#### Your goal:
Select the lines that contain "name" and copy each of them.

#### Raw records:
*****
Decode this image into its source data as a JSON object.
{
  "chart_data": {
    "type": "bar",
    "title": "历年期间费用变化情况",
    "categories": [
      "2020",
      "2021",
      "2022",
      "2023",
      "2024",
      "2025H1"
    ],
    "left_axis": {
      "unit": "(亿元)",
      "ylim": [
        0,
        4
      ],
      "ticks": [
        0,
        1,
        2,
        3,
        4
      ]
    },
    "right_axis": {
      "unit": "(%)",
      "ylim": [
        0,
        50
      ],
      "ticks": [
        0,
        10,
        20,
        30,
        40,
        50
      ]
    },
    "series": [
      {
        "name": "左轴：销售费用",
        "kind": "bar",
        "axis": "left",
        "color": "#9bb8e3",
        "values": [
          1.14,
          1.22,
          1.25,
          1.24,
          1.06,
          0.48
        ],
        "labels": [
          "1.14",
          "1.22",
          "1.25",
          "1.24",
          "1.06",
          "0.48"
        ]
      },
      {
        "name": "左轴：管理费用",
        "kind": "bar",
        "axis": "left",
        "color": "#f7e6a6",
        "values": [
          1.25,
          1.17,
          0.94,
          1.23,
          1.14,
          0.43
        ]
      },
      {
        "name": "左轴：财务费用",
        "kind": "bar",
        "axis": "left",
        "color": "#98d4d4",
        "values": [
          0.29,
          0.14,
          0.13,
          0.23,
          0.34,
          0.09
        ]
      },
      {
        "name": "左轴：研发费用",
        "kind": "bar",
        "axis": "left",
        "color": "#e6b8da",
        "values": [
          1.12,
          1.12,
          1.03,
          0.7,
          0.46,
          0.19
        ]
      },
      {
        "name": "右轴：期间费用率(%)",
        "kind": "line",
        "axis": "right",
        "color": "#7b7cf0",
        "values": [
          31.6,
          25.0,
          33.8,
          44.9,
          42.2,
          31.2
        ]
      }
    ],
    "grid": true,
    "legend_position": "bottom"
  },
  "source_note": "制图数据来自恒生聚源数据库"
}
*****
#### Exercise response:
        "name": "左轴：销售费用",
        "name": "左轴：管理费用",
        "name": "左轴：财务费用",
        "name": "左轴：研发费用",
        "name": "右轴：期间费用率(%)",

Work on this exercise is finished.